# Problem requirements:
Locate every line in the material below that has the word "document". Copy each of those lines.

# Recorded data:
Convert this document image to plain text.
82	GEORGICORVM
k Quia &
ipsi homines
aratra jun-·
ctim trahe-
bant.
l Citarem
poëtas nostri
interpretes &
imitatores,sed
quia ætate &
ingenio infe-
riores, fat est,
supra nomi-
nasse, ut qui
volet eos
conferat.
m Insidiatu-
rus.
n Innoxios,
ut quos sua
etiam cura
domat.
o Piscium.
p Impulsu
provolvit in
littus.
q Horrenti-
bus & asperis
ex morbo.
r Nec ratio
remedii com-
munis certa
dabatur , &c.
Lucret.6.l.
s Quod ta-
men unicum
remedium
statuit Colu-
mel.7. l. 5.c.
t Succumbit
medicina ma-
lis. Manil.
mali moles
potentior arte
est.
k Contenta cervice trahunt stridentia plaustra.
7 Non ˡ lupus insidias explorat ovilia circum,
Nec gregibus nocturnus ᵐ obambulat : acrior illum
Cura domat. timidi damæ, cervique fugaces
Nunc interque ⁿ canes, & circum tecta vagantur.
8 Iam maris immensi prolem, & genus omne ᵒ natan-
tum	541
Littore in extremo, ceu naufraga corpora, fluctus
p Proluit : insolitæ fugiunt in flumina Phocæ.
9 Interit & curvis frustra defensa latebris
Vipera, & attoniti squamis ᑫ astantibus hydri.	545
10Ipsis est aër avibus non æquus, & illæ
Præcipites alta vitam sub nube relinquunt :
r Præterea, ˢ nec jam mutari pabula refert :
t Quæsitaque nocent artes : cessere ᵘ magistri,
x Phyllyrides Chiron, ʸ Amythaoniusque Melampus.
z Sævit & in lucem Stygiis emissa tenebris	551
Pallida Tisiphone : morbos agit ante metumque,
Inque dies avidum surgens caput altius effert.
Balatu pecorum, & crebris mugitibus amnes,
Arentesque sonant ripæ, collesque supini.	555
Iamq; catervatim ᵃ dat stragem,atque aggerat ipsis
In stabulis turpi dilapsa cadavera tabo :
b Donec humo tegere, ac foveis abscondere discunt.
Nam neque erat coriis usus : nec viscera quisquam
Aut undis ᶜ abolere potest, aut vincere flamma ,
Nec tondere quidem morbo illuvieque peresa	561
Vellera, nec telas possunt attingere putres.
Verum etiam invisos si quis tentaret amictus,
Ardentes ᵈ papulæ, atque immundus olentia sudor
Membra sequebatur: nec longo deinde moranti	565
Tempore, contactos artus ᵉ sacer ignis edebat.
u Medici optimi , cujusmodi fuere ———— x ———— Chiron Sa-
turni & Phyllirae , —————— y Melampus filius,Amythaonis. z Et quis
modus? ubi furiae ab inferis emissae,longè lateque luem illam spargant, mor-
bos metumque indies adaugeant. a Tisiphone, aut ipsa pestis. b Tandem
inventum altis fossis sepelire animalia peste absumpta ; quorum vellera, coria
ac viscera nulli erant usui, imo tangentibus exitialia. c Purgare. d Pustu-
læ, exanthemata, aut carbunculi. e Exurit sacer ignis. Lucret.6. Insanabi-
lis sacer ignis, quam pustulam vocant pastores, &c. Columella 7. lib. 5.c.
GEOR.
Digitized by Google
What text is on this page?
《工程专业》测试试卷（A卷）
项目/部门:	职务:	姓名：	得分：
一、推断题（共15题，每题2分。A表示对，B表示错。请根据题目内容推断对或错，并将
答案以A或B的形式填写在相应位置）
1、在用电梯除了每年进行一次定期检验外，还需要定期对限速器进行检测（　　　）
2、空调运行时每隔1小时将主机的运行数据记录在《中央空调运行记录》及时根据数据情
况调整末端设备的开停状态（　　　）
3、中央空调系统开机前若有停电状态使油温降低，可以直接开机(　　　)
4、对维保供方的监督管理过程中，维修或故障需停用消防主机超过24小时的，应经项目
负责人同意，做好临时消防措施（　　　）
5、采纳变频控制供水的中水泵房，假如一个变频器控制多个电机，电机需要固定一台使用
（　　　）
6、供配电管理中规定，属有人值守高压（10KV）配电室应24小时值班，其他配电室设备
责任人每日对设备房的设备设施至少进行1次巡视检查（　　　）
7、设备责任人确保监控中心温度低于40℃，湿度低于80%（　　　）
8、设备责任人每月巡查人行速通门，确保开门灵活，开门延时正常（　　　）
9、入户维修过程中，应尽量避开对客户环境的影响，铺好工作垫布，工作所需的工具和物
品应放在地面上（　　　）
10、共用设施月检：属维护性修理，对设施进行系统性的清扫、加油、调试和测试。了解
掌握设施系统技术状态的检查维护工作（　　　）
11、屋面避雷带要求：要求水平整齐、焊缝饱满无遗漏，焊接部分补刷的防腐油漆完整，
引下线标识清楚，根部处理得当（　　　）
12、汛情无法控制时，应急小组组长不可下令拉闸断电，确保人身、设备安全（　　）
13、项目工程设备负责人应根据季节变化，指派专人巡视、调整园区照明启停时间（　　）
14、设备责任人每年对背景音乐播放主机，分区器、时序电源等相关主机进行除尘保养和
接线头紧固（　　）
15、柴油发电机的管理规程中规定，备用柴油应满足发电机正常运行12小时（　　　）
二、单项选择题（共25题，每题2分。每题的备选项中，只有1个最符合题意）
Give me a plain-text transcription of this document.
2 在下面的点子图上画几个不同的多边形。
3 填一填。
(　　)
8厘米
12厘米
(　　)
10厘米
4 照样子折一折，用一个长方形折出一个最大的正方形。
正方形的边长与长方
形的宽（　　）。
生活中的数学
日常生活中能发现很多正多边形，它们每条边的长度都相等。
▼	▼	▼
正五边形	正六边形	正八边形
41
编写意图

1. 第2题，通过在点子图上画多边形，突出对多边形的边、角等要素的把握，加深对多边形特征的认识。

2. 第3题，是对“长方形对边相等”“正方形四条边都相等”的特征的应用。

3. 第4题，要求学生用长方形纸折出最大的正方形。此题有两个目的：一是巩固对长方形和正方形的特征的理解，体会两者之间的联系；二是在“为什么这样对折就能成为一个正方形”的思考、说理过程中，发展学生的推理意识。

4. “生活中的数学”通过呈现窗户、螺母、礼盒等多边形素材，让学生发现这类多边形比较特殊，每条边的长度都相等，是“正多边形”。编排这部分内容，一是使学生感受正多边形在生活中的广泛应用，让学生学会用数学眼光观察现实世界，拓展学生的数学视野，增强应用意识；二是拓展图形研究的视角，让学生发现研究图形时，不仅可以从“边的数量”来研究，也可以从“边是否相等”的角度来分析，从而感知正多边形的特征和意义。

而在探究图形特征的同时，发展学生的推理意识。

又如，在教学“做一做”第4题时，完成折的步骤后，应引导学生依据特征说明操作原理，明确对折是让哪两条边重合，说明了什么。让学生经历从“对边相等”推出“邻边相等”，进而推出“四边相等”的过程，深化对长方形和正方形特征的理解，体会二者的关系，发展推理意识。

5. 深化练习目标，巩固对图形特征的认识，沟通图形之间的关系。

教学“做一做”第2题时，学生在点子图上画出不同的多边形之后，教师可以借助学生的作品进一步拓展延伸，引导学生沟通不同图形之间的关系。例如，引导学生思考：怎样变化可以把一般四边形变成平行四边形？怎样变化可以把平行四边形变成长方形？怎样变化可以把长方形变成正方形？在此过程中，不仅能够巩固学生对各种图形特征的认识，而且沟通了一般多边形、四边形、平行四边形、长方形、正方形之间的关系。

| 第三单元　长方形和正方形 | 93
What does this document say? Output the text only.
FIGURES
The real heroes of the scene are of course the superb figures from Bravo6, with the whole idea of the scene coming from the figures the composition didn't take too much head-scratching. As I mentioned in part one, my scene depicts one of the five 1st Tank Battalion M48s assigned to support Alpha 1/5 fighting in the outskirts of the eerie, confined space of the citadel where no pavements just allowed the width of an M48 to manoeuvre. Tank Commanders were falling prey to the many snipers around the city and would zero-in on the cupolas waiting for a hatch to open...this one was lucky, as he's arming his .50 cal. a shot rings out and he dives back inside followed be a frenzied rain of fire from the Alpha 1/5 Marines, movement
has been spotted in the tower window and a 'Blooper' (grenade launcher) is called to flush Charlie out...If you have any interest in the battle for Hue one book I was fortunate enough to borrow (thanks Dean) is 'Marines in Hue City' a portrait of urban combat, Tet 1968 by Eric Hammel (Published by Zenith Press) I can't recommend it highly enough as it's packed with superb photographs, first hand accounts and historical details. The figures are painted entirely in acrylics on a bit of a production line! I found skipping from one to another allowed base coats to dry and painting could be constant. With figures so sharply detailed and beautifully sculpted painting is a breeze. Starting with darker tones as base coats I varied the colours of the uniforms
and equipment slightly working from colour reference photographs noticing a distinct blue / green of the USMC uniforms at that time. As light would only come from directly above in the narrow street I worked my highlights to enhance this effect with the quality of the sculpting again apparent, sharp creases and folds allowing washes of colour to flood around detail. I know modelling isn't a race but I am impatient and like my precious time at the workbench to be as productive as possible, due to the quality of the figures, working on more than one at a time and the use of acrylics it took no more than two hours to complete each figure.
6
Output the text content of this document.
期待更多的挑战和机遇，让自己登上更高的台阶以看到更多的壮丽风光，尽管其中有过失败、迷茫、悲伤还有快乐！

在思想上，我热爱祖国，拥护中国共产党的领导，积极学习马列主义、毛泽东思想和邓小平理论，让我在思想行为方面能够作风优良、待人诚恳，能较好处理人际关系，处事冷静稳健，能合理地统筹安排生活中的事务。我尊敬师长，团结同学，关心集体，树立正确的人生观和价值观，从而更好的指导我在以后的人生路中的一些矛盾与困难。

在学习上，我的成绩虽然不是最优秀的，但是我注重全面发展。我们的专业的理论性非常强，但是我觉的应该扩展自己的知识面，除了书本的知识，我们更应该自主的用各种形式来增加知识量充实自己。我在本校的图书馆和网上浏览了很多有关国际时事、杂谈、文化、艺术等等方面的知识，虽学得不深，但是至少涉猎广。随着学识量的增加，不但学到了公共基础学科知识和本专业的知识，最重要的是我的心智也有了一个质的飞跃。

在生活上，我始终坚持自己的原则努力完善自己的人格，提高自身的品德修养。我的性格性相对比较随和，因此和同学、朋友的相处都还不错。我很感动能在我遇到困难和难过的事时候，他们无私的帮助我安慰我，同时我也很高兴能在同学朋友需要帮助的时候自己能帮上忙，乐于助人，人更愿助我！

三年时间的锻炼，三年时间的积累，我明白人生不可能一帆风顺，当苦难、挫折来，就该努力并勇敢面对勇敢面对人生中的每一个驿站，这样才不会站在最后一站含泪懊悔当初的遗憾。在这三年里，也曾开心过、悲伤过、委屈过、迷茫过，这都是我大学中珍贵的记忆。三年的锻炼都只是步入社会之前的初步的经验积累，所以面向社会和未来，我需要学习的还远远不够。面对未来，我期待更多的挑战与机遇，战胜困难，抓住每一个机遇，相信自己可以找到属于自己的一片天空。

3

# Solution to this exercise:
Convert this document image to plain text.
Give me a plain-text transcription of this document.
What does this document say? Output the text only.
Output the text content of this document.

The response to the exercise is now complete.